The records
-----
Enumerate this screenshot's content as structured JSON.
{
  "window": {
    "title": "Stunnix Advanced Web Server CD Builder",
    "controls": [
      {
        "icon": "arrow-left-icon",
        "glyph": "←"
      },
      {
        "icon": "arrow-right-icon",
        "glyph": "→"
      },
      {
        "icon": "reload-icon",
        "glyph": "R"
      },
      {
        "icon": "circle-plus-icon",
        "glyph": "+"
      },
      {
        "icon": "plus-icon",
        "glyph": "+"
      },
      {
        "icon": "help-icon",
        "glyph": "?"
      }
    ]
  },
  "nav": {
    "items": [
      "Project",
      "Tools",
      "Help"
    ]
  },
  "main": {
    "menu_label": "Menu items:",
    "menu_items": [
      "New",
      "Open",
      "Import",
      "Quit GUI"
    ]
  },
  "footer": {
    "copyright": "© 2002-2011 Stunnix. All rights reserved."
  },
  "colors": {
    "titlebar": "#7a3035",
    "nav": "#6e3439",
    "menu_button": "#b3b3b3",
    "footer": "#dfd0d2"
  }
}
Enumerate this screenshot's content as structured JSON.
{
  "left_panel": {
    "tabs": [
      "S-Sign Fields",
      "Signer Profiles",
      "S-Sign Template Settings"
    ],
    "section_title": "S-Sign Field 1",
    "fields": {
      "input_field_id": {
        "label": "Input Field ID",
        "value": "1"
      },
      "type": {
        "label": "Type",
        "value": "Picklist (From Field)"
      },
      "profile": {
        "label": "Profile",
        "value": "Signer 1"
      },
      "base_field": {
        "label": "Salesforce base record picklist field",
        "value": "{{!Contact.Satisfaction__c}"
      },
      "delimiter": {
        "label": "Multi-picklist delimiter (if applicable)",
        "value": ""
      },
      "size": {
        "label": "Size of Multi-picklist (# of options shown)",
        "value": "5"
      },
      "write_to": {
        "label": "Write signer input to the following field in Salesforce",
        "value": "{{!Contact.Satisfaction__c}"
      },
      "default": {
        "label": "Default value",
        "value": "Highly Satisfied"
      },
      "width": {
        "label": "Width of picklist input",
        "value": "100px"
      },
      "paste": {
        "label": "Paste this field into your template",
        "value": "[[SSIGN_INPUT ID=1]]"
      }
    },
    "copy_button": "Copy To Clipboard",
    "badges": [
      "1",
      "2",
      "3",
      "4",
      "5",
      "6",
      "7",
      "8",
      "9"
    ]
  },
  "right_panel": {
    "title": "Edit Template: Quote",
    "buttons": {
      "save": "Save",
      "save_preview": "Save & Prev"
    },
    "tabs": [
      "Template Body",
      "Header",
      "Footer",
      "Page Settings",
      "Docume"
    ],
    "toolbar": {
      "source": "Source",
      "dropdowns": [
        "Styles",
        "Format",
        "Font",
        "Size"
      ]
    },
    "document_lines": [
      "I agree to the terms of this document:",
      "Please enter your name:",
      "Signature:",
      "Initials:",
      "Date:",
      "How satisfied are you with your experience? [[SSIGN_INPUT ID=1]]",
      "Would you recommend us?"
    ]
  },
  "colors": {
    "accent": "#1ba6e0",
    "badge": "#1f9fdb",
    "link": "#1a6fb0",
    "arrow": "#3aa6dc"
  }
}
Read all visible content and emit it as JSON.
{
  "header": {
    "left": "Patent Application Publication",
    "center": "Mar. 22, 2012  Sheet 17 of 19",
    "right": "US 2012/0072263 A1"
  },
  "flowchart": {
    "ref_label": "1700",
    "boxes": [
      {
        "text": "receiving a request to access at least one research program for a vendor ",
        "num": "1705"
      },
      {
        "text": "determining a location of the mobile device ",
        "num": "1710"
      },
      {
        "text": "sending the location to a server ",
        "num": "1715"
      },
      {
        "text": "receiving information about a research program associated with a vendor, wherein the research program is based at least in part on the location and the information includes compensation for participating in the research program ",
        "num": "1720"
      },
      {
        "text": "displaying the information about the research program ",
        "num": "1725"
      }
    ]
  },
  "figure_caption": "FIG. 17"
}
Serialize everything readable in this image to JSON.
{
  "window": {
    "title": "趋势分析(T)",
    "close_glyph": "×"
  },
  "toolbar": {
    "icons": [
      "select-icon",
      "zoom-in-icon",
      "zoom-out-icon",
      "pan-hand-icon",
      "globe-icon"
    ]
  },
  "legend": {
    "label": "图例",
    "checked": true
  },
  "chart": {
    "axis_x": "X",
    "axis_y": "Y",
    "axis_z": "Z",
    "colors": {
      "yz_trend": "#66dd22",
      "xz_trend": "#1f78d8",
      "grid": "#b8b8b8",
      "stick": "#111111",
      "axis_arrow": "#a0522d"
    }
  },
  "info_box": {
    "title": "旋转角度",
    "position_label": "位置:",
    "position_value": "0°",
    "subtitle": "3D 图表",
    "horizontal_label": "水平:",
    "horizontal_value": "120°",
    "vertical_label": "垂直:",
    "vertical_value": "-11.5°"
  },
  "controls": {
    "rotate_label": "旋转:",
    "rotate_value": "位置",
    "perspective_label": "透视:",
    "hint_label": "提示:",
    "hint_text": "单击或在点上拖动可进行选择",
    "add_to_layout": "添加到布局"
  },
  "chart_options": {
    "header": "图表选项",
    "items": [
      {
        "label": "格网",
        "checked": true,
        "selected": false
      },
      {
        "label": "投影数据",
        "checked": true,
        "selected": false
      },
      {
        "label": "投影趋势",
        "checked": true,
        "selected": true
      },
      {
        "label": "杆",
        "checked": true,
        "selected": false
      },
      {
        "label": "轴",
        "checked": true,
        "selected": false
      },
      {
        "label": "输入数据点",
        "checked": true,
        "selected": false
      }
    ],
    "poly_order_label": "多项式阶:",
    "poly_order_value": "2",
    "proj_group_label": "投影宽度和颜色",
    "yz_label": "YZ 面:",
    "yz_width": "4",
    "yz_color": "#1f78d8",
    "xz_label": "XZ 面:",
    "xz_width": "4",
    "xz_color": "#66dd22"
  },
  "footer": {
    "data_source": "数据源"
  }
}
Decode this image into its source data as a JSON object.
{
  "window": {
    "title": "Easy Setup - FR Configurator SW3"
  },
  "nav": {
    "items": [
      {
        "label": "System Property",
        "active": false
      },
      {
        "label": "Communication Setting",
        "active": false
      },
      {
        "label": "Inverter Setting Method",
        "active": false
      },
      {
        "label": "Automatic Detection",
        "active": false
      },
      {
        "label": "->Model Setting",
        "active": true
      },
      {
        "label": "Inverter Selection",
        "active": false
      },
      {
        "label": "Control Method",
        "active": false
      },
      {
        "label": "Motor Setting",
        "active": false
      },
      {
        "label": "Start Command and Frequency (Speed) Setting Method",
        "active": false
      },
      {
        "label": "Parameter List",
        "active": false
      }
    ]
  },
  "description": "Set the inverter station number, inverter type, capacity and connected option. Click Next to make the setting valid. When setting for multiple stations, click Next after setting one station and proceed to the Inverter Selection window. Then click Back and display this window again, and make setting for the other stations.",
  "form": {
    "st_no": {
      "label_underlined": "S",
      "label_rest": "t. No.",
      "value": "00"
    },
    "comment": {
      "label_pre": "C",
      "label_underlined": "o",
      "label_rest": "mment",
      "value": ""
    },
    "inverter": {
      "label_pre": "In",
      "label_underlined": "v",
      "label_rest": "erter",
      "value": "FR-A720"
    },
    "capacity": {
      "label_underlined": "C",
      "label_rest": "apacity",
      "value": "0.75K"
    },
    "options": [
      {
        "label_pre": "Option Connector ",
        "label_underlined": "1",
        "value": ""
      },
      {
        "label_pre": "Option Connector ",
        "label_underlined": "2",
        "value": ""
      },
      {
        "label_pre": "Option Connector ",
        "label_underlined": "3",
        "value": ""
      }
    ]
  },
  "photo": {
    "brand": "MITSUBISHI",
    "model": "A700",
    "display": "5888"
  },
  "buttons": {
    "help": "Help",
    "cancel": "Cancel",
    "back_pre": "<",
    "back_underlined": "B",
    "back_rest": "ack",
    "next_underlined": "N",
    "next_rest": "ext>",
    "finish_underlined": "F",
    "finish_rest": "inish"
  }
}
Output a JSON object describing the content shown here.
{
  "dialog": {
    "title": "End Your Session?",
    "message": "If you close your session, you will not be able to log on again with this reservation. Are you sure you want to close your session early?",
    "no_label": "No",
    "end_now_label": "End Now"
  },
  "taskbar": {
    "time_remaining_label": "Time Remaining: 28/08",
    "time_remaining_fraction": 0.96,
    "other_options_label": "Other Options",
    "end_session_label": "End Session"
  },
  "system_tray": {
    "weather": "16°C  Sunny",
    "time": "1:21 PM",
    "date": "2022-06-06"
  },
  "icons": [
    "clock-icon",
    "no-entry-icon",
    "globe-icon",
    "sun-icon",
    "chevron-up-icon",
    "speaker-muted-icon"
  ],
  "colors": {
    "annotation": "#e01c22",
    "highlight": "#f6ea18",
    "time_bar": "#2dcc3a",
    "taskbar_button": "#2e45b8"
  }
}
-----
Problem requirements
Where a line above includes "program", copy that line.

Output of the task
        "text": "receiving a request to access at least one research program for a vendor ",
        "text": "receiving information about a research program associated with a vendor, wherein the research program is based at least in part on the location and the information includes compensation for participating in the research program ",
        "text": "displaying the information about the research program ",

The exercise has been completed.